** Start **

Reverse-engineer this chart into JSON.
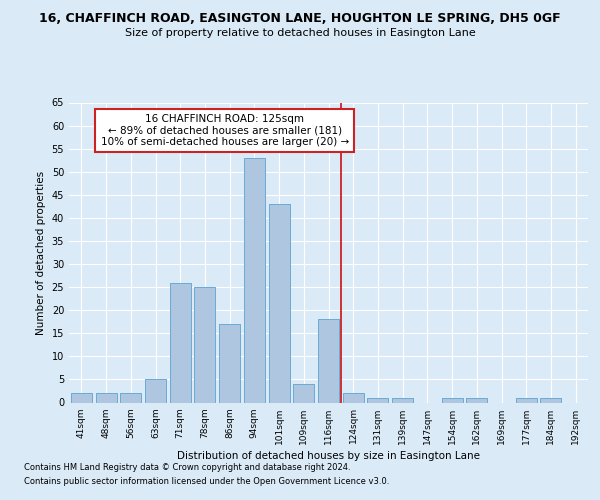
{
  "title_line1": "16, CHAFFINCH ROAD, EASINGTON LANE, HOUGHTON LE SPRING, DH5 0GF",
  "title_line2": "Size of property relative to detached houses in Easington Lane",
  "xlabel": "Distribution of detached houses by size in Easington Lane",
  "ylabel": "Number of detached properties",
  "categories": [
    "41sqm",
    "48sqm",
    "56sqm",
    "63sqm",
    "71sqm",
    "78sqm",
    "86sqm",
    "94sqm",
    "101sqm",
    "109sqm",
    "116sqm",
    "124sqm",
    "131sqm",
    "139sqm",
    "147sqm",
    "154sqm",
    "162sqm",
    "169sqm",
    "177sqm",
    "184sqm",
    "192sqm"
  ],
  "values": [
    2,
    2,
    2,
    5,
    26,
    25,
    17,
    53,
    43,
    4,
    18,
    2,
    1,
    1,
    0,
    1,
    1,
    0,
    1,
    1,
    0
  ],
  "bar_color": "#aec6df",
  "bar_edge_color": "#6aaad4",
  "annotation_text": "16 CHAFFINCH ROAD: 125sqm\n← 89% of detached houses are smaller (181)\n10% of semi-detached houses are larger (20) →",
  "annotation_box_facecolor": "#ffffff",
  "annotation_box_edgecolor": "#cc2222",
  "vline_color": "#cc2222",
  "vline_x": 10.5,
  "background_color": "#daeaf7",
  "ylim": [
    0,
    65
  ],
  "yticks": [
    0,
    5,
    10,
    15,
    20,
    25,
    30,
    35,
    40,
    45,
    50,
    55,
    60,
    65
  ],
  "footer_line1": "Contains HM Land Registry data © Crown copyright and database right 2024.",
  "footer_line2": "Contains public sector information licensed under the Open Government Licence v3.0."
}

** End **

Within the data above, count the lines that contain the string "CHAFFINCH"; the reply is the number alone.

The completed task:
2